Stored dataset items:
'''
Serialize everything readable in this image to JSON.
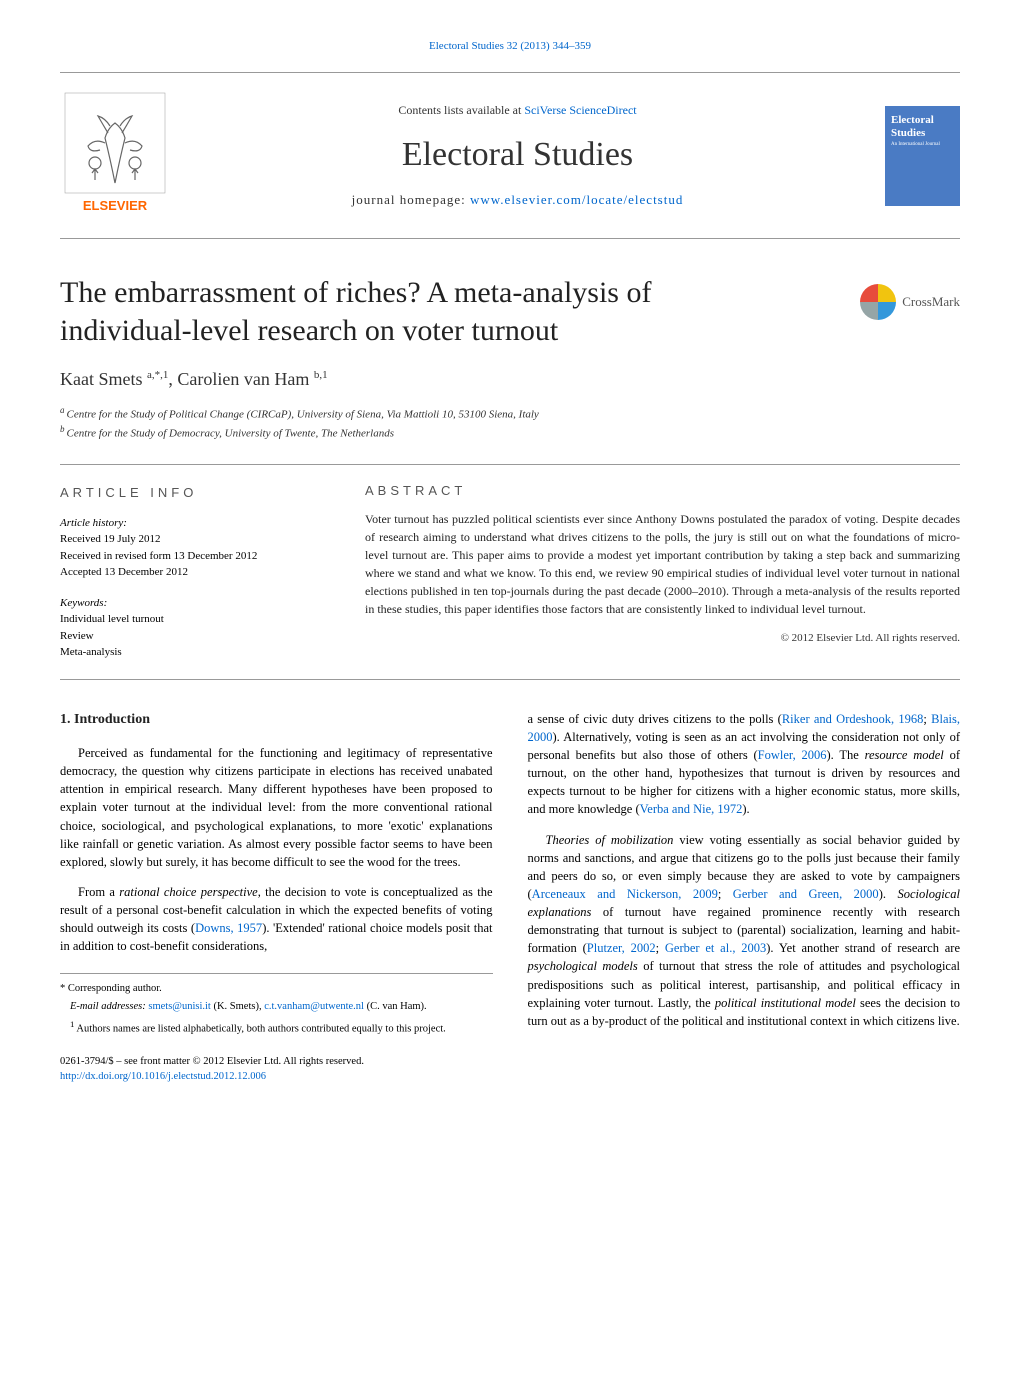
{
  "header": {
    "citation": "Electoral Studies 32 (2013) 344–359",
    "contents_prefix": "Contents lists available at ",
    "contents_link": "SciVerse ScienceDirect",
    "journal_title": "Electoral Studies",
    "homepage_prefix": "journal homepage: ",
    "homepage_link": "www.elsevier.com/locate/electstud",
    "publisher": "ELSEVIER",
    "cover_title": "Electoral Studies",
    "cover_sub": "An International Journal"
  },
  "crossmark": {
    "label": "CrossMark",
    "colors": [
      "#e74c3c",
      "#f1c40f",
      "#95a5a6",
      "#3498db"
    ]
  },
  "article": {
    "title": "The embarrassment of riches? A meta-analysis of individual-level research on voter turnout",
    "authors_html": "Kaat Smets <sup>a,*,1</sup>, Carolien van Ham <sup>b,1</sup>",
    "affiliations": [
      {
        "sup": "a",
        "text": "Centre for the Study of Political Change (CIRCaP), University of Siena, Via Mattioli 10, 53100 Siena, Italy"
      },
      {
        "sup": "b",
        "text": "Centre for the Study of Democracy, University of Twente, The Netherlands"
      }
    ]
  },
  "article_info": {
    "heading": "ARTICLE INFO",
    "history_label": "Article history:",
    "received": "Received 19 July 2012",
    "revised": "Received in revised form 13 December 2012",
    "accepted": "Accepted 13 December 2012",
    "keywords_label": "Keywords:",
    "keywords": [
      "Individual level turnout",
      "Review",
      "Meta-analysis"
    ]
  },
  "abstract": {
    "heading": "ABSTRACT",
    "text": "Voter turnout has puzzled political scientists ever since Anthony Downs postulated the paradox of voting. Despite decades of research aiming to understand what drives citizens to the polls, the jury is still out on what the foundations of micro-level turnout are. This paper aims to provide a modest yet important contribution by taking a step back and summarizing where we stand and what we know. To this end, we review 90 empirical studies of individual level voter turnout in national elections published in ten top-journals during the past decade (2000–2010). Through a meta-analysis of the results reported in these studies, this paper identifies those factors that are consistently linked to individual level turnout.",
    "copyright": "© 2012 Elsevier Ltd. All rights reserved."
  },
  "body": {
    "section_heading": "1. Introduction",
    "left": {
      "p1": "Perceived as fundamental for the functioning and legitimacy of representative democracy, the question why citizens participate in elections has received unabated attention in empirical research. Many different hypotheses have been proposed to explain voter turnout at the individual level: from the more conventional rational choice, sociological, and psychological explanations, to more 'exotic' explanations like rainfall or genetic variation. As almost every possible factor seems to have been explored, slowly but surely, it has become difficult to see the wood for the trees.",
      "p2_pre": "From a ",
      "p2_em1": "rational choice perspective",
      "p2_mid1": ", the decision to vote is conceptualized as the result of a personal cost-benefit calculation in which the expected benefits of voting should outweigh its costs (",
      "p2_ref1": "Downs, 1957",
      "p2_mid2": "). 'Extended' rational choice models posit that in addition to cost-benefit considerations,"
    },
    "right": {
      "p1_pre": "a sense of civic duty drives citizens to the polls (",
      "p1_ref1": "Riker and Ordeshook, 1968",
      "p1_sep1": "; ",
      "p1_ref2": "Blais, 2000",
      "p1_mid1": "). Alternatively, voting is seen as an act involving the consideration not only of personal benefits but also those of others (",
      "p1_ref3": "Fowler, 2006",
      "p1_mid2": "). The ",
      "p1_em1": "resource model",
      "p1_mid3": " of turnout, on the other hand, hypothesizes that turnout is driven by resources and expects turnout to be higher for citizens with a higher economic status, more skills, and more knowledge (",
      "p1_ref4": "Verba and Nie, 1972",
      "p1_end": ").",
      "p2_em1": "Theories of mobilization",
      "p2_mid1": " view voting essentially as social behavior guided by norms and sanctions, and argue that citizens go to the polls just because their family and peers do so, or even simply because they are asked to vote by campaigners (",
      "p2_ref1": "Arceneaux and Nickerson, 2009",
      "p2_sep1": "; ",
      "p2_ref2": "Gerber and Green, 2000",
      "p2_mid2": "). ",
      "p2_em2": "Sociological explanations",
      "p2_mid3": " of turnout have regained prominence recently with research demonstrating that turnout is subject to (parental) socialization, learning and habit-formation (",
      "p2_ref3": "Plutzer, 2002",
      "p2_sep2": "; ",
      "p2_ref4": "Gerber et al., 2003",
      "p2_mid4": "). Yet another strand of research are ",
      "p2_em3": "psychological models",
      "p2_mid5": " of turnout that stress the role of attitudes and psychological predispositions such as political interest, partisanship, and political efficacy in explaining voter turnout. Lastly, the ",
      "p2_em4": "political institutional model",
      "p2_end": " sees the decision to turn out as a by-product of the political and institutional context in which citizens live."
    }
  },
  "footnotes": {
    "corresponding": "* Corresponding author.",
    "email_label": "E-mail addresses: ",
    "email1": "smets@unisi.it",
    "email1_name": " (K. Smets), ",
    "email2": "c.t.vanham@utwente.nl",
    "email2_name": " (C. van Ham).",
    "note1_sup": "1",
    "note1": " Authors names are listed alphabetically, both authors contributed equally to this project."
  },
  "bottom": {
    "issn_line": "0261-3794/$ – see front matter © 2012 Elsevier Ltd. All rights reserved.",
    "doi": "http://dx.doi.org/10.1016/j.electstud.2012.12.006"
  },
  "colors": {
    "link": "#0066cc",
    "text": "#222222",
    "border": "#999999",
    "cover_bg": "#4a7bc4",
    "elsevier_orange": "#ff6600"
  }
}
'''
| Exercise task |
All of the material above needs to be restated exactly, with no pictures.

| Problem solution |
Serialize everything readable in this image to JSON.
{
  "header": {
    "citation": "Electoral Studies 32 (2013) 344–359",
    "contents_prefix": "Contents lists available at ",
    "contents_link": "SciVerse ScienceDirect",
    "journal_title": "Electoral Studies",
    "homepage_prefix": "journal homepage: ",
    "homepage_link": "www.elsevier.com/locate/electstud",
    "publisher": "ELSEVIER",
    "cover_title": "Electoral Studies",
    "cover_sub": "An International Journal"
  },
  "crossmark": {
    "label": "CrossMark",
    "colors": [
      "#e74c3c",
      "#f1c40f",
      "#95a5a6",
      "#3498db"
    ]
  },
  "article": {
    "title": "The embarrassment of riches? A meta-analysis of individual-level research on voter turnout",
    "authors_html": "Kaat Smets <sup>a,*,1</sup>, Carolien van Ham <sup>b,1</sup>",
    "affiliations": [
      {
        "sup": "a",
        "text": "Centre for the Study of Political Change (CIRCaP), University of Siena, Via Mattioli 10, 53100 Siena, Italy"
      },
      {
        "sup": "b",
        "text": "Centre for the Study of Democracy, University of Twente, The Netherlands"
      }
    ]
  },
  "article_info": {
    "heading": "ARTICLE INFO",
    "history_label": "Article history:",
    "received": "Received 19 July 2012",
    "revised": "Received in revised form 13 December 2012",
    "accepted": "Accepted 13 December 2012",
    "keywords_label": "Keywords:",
    "keywords": [
      "Individual level turnout",
      "Review",
      "Meta-analysis"
    ]
  },
  "abstract": {
    "heading": "ABSTRACT",
    "text": "Voter turnout has puzzled political scientists ever since Anthony Downs postulated the paradox of voting. Despite decades of research aiming to understand what drives citizens to the polls, the jury is still out on what the foundations of micro-level turnout are. This paper aims to provide a modest yet important contribution by taking a step back and summarizing where we stand and what we know. To this end, we review 90 empirical studies of individual level voter turnout in national elections published in ten top-journals during the past decade (2000–2010). Through a meta-analysis of the results reported in these studies, this paper identifies those factors that are consistently linked to individual level turnout.",
    "copyright": "© 2012 Elsevier Ltd. All rights reserved."
  },
  "body": {
    "section_heading": "1. Introduction",
    "left": {
      "p1": "Perceived as fundamental for the functioning and legitimacy of representative democracy, the question why citizens participate in elections has received unabated attention in empirical research. Many different hypotheses have been proposed to explain voter turnout at the individual level: from the more conventional rational choice, sociological, and psychological explanations, to more 'exotic' explanations like rainfall or genetic variation. As almost every possible factor seems to have been explored, slowly but surely, it has become difficult to see the wood for the trees.",
      "p2_pre": "From a ",
      "p2_em1": "rational choice perspective",
      "p2_mid1": ", the decision to vote is conceptualized as the result of a personal cost-benefit calculation in which the expected benefits of voting should outweigh its costs (",
      "p2_ref1": "Downs, 1957",
      "p2_mid2": "). 'Extended' rational choice models posit that in addition to cost-benefit considerations,"
    },
    "right": {
      "p1_pre": "a sense of civic duty drives citizens to the polls (",
      "p1_ref1": "Riker and Ordeshook, 1968",
      "p1_sep1": "; ",
      "p1_ref2": "Blais, 2000",
      "p1_mid1": "). Alternatively, voting is seen as an act involving the consideration not only of personal benefits but also those of others (",
      "p1_ref3": "Fowler, 2006",
      "p1_mid2": "). The ",
      "p1_em1": "resource model",
      "p1_mid3": " of turnout, on the other hand, hypothesizes that turnout is driven by resources and expects turnout to be higher for citizens with a higher economic status, more skills, and more knowledge (",
      "p1_ref4": "Verba and Nie, 1972",
      "p1_end": ").",
      "p2_em1": "Theories of mobilization",
      "p2_mid1": " view voting essentially as social behavior guided by norms and sanctions, and argue that citizens go to the polls just because their family and peers do so, or even simply because they are asked to vote by campaigners (",
      "p2_ref1": "Arceneaux and Nickerson, 2009",
      "p2_sep1": "; ",
      "p2_ref2": "Gerber and Green, 2000",
      "p2_mid2": "). ",
      "p2_em2": "Sociological explanations",
      "p2_mid3": " of turnout have regained prominence recently with research demonstrating that turnout is subject to (parental) socialization, learning and habit-formation (",
      "p2_ref3": "Plutzer, 2002",
      "p2_sep2": "; ",
      "p2_ref4": "Gerber et al., 2003",
      "p2_mid4": "). Yet another strand of research are ",
      "p2_em3": "psychological models",
      "p2_mid5": " of turnout that stress the role of attitudes and psychological predispositions such as political interest, partisanship, and political efficacy in explaining voter turnout. Lastly, the ",
      "p2_em4": "political institutional model",
      "p2_end": " sees the decision to turn out as a by-product of the political and institutional context in which citizens live."
    }
  },
  "footnotes": {
    "corresponding": "* Corresponding author.",
    "email_label": "E-mail addresses: ",
    "email1": "smets@unisi.it",
    "email1_name": " (K. Smets), ",
    "email2": "c.t.vanham@utwente.nl",
    "email2_name": " (C. van Ham).",
    "note1_sup": "1",
    "note1": " Authors names are listed alphabetically, both authors contributed equally to this project."
  },
  "bottom": {
    "issn_line": "0261-3794/$ – see front matter © 2012 Elsevier Ltd. All rights reserved.",
    "doi": "http://dx.doi.org/10.1016/j.electstud.2012.12.006"
  },
  "colors": {
    "link": "#0066cc",
    "text": "#222222",
    "border": "#999999",
    "cover_bg": "#4a7bc4",
    "elsevier_orange": "#ff6600"
  }
}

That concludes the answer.